[[ EXTRACTED DATA open ]]

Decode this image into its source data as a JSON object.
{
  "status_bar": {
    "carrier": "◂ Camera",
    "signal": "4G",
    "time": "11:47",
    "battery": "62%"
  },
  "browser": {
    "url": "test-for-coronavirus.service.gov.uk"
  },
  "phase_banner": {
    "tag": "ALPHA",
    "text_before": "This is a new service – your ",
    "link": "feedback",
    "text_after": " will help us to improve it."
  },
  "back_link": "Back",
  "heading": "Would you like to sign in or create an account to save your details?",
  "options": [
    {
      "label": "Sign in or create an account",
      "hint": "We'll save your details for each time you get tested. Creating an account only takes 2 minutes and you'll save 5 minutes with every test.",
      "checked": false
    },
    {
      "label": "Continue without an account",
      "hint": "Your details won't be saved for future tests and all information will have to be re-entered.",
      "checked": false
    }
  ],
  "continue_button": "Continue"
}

[[ EXTRACTED DATA closed ]]

[TASK TO CARRY OUT]:
Scan the data above, find each line with "will", and copy it.

[OUTPUT FOR THIS EXERCISE]:
    "text_after": " will help us to improve it."
      "hint": "Your details won't be saved for future tests and all information will have to be re-entered.",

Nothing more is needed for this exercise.